STATED EXERCISE: Would you pull out every line of the material that contains the string "back"?

RECORD SET:

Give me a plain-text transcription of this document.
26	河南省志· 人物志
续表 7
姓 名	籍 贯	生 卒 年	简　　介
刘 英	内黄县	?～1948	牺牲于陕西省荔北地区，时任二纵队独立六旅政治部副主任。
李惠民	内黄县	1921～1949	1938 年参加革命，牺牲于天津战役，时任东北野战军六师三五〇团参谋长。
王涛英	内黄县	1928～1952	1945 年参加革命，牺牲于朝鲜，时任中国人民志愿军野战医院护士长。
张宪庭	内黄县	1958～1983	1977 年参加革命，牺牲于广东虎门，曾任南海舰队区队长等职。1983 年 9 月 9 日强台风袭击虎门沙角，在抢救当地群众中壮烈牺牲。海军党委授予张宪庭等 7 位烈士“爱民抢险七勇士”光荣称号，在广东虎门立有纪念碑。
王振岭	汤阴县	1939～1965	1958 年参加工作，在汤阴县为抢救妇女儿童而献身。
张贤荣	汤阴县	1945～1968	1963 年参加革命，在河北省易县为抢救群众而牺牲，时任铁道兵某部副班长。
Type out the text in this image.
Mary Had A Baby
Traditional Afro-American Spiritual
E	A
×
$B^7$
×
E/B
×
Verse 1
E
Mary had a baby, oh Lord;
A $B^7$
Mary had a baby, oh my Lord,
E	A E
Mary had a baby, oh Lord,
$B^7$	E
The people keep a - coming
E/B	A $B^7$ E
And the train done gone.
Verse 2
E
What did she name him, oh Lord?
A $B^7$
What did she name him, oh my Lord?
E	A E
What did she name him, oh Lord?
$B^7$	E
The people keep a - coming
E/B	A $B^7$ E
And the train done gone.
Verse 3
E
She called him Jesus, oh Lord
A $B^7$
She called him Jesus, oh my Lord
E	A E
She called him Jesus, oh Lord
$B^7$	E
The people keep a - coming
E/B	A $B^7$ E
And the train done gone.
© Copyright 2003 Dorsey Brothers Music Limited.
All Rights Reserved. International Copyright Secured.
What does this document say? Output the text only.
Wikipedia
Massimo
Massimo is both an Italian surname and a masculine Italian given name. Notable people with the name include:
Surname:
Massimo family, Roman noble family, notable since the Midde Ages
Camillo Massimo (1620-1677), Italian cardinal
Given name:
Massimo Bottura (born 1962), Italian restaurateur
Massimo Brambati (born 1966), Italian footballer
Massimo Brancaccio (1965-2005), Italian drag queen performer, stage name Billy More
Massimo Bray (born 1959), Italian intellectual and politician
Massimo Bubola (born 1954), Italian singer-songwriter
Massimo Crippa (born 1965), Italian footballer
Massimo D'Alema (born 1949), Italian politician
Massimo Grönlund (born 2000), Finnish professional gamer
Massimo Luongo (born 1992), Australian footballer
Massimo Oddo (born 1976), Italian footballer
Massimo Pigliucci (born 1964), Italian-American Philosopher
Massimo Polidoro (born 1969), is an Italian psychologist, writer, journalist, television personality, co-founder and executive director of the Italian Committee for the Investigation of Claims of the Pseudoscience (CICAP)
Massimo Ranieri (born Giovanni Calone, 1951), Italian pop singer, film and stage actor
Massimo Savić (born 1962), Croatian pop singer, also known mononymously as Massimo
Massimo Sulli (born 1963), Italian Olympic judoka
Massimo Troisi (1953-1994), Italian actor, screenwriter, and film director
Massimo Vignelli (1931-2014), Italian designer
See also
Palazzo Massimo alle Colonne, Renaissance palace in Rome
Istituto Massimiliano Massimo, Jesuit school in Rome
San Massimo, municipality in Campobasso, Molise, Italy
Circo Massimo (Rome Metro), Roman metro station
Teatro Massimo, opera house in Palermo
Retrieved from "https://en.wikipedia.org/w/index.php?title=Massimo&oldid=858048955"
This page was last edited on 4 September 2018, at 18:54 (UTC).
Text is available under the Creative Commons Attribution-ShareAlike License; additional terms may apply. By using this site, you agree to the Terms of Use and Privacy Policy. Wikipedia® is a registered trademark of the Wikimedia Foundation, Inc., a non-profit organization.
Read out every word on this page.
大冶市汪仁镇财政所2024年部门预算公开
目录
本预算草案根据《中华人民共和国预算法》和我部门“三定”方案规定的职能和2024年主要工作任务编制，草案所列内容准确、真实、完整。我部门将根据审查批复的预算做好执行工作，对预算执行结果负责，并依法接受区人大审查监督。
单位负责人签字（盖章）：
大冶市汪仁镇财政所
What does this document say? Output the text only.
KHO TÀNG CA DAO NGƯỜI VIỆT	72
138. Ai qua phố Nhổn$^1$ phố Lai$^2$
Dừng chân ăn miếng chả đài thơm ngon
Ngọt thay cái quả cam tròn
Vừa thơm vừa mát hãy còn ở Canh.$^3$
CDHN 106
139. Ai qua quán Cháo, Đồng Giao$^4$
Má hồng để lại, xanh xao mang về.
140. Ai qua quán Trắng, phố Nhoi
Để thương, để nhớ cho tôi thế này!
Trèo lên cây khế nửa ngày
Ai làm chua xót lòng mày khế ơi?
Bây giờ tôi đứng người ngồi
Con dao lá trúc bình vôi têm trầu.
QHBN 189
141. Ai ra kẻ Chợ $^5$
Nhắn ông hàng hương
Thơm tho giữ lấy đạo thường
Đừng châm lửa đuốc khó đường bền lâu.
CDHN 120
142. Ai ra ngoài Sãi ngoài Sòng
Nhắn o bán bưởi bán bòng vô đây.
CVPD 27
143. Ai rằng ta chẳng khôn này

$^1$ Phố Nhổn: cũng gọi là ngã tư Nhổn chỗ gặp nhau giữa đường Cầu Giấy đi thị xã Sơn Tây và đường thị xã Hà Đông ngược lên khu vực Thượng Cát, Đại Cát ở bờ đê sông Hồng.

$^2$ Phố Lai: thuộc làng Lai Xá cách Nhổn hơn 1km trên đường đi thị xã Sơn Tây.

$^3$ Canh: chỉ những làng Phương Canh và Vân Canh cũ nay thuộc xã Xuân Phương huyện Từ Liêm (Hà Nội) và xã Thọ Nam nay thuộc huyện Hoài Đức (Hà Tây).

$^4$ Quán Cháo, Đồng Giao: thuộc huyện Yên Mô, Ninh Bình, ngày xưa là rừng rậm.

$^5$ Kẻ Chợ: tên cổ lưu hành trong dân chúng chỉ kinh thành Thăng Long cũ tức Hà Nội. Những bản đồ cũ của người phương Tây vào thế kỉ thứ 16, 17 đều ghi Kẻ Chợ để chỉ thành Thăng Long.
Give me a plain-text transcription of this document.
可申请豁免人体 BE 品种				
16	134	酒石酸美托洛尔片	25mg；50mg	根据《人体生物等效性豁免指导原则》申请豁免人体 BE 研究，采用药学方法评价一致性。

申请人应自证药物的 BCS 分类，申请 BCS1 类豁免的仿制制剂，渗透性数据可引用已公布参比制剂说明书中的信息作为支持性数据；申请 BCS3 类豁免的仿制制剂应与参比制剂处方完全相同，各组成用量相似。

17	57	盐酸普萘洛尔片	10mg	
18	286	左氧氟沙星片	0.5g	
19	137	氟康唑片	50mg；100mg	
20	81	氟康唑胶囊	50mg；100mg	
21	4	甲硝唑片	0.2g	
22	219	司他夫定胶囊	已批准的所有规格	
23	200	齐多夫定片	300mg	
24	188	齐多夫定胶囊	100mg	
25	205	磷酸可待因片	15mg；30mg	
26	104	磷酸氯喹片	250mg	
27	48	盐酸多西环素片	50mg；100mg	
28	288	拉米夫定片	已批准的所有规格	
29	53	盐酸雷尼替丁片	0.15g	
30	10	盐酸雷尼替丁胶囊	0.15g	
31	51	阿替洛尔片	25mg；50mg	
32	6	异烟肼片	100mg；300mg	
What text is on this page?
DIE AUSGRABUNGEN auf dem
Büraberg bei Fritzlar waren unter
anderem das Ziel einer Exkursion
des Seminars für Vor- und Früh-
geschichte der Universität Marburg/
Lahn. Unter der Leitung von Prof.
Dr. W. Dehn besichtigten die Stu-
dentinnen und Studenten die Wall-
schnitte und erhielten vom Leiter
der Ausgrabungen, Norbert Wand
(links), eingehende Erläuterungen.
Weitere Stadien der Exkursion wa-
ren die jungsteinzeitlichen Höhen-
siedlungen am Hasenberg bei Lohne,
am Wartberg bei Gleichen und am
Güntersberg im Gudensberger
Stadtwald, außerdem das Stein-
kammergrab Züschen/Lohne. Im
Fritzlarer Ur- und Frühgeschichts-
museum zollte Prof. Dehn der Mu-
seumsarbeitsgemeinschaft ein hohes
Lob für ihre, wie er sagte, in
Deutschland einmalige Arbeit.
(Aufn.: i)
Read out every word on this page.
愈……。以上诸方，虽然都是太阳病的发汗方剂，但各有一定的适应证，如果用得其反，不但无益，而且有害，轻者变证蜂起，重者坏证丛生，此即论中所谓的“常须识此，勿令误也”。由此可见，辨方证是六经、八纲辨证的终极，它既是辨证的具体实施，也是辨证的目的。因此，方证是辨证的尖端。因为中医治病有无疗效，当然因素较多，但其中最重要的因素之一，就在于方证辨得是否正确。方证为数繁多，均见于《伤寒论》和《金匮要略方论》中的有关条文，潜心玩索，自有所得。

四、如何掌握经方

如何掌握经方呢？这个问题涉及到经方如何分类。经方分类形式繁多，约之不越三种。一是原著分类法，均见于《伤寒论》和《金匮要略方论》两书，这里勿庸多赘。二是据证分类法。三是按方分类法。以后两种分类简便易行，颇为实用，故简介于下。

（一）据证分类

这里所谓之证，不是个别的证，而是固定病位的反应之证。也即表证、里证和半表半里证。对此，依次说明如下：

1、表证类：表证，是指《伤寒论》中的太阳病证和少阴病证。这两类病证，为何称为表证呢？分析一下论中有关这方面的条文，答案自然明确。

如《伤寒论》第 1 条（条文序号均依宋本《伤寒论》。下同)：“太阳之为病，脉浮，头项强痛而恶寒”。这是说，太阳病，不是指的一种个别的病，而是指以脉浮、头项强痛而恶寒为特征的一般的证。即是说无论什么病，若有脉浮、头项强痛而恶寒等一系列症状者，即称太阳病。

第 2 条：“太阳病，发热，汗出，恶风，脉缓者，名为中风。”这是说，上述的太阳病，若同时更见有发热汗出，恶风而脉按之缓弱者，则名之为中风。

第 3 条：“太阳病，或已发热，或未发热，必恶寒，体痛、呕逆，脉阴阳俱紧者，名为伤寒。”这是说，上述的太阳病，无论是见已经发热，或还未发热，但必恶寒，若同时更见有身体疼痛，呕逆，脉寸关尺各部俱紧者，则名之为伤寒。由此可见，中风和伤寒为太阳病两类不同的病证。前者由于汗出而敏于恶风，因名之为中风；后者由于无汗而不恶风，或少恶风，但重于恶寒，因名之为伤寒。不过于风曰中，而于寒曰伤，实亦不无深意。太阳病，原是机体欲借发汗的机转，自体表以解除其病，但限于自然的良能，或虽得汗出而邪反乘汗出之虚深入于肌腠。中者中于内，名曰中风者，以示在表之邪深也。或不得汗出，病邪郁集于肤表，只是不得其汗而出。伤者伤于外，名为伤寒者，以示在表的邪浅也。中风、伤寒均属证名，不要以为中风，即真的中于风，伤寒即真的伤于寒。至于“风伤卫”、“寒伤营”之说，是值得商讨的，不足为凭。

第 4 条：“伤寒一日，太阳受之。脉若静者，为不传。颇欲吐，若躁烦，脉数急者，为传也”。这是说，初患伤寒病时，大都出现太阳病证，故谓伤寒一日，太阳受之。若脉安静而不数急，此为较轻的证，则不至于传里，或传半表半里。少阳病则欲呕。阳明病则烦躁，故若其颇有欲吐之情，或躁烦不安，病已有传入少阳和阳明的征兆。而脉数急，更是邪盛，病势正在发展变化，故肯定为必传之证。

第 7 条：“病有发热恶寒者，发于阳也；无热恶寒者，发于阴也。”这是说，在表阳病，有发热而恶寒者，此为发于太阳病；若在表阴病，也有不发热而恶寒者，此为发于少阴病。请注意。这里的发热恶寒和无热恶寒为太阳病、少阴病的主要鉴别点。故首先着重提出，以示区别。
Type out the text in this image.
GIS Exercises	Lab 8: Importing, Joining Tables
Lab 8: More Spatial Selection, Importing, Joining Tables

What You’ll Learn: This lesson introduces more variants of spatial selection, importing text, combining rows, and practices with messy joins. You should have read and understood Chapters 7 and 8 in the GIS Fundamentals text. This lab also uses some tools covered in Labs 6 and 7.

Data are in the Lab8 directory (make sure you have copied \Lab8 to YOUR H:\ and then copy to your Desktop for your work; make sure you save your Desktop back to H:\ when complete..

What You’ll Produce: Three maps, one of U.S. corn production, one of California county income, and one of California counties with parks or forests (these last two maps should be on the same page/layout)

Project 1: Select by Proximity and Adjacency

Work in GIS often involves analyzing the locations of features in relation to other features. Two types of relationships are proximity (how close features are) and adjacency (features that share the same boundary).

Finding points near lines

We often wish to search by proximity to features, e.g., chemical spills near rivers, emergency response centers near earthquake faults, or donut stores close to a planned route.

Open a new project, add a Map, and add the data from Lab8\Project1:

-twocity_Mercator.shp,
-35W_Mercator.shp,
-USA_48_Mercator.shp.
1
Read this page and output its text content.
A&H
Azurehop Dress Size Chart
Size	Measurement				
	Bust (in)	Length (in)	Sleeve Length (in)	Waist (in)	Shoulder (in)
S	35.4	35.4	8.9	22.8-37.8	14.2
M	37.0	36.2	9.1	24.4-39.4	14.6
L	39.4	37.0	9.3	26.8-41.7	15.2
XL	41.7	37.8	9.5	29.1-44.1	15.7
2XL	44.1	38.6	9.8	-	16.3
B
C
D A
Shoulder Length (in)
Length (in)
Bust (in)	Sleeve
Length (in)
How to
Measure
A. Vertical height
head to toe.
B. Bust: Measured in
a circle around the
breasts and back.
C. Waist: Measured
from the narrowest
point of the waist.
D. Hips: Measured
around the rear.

OUTPUT:
Data are in the Lab8 directory (make sure you have copied \Lab8 to YOUR H:\ and then copy to your Desktop for your work; make sure you save your Desktop back to H:\ when complete..
breasts and back.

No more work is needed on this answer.